Entries from a dataset:
━━━━━━━━━━

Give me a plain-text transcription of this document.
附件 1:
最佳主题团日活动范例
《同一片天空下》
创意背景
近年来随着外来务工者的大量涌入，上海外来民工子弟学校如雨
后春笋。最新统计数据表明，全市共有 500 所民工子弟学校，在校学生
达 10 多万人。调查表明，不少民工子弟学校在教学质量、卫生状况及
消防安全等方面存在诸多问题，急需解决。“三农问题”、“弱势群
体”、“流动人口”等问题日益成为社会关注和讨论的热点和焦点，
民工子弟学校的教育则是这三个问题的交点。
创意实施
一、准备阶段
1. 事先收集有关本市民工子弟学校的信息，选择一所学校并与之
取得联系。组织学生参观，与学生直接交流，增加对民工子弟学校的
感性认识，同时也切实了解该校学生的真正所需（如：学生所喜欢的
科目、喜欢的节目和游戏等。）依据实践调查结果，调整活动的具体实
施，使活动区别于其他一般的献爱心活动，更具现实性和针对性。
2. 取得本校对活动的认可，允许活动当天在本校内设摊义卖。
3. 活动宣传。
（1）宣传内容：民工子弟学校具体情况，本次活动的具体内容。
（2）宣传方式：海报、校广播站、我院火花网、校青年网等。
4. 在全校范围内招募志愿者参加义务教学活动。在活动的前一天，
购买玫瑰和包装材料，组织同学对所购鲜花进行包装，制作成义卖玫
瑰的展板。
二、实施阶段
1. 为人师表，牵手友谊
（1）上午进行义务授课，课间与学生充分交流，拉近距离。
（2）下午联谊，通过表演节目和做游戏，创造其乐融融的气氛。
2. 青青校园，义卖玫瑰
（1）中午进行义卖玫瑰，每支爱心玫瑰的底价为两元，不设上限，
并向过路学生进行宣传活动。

━━━━━━━━━━

What to work on: The records above should be restated word for word, please.

Result below:
Give me a plain-text transcription of this document.
附件 1:
最佳主题团日活动范例
《同一片天空下》
创意背景
近年来随着外来务工者的大量涌入，上海外来民工子弟学校如雨
后春笋。最新统计数据表明，全市共有 500 所民工子弟学校，在校学生
达 10 多万人。调查表明，不少民工子弟学校在教学质量、卫生状况及
消防安全等方面存在诸多问题，急需解决。“三农问题”、“弱势群
体”、“流动人口”等问题日益成为社会关注和讨论的热点和焦点，
民工子弟学校的教育则是这三个问题的交点。
创意实施
一、准备阶段
1. 事先收集有关本市民工子弟学校的信息，选择一所学校并与之
取得联系。组织学生参观，与学生直接交流，增加对民工子弟学校的
感性认识，同时也切实了解该校学生的真正所需（如：学生所喜欢的
科目、喜欢的节目和游戏等。）依据实践调查结果，调整活动的具体实
施，使活动区别于其他一般的献爱心活动，更具现实性和针对性。
2. 取得本校对活动的认可，允许活动当天在本校内设摊义卖。
3. 活动宣传。
（1）宣传内容：民工子弟学校具体情况，本次活动的具体内容。
（2）宣传方式：海报、校广播站、我院火花网、校青年网等。
4. 在全校范围内招募志愿者参加义务教学活动。在活动的前一天，
购买玫瑰和包装材料，组织同学对所购鲜花进行包装，制作成义卖玫
瑰的展板。
二、实施阶段
1. 为人师表，牵手友谊
（1）上午进行义务授课，课间与学生充分交流，拉近距离。
（2）下午联谊，通过表演节目和做游戏，创造其乐融融的气氛。
2. 青青校园，义卖玫瑰
（1）中午进行义卖玫瑰，每支爱心玫瑰的底价为两元，不设上限，
并向过路学生进行宣传活动。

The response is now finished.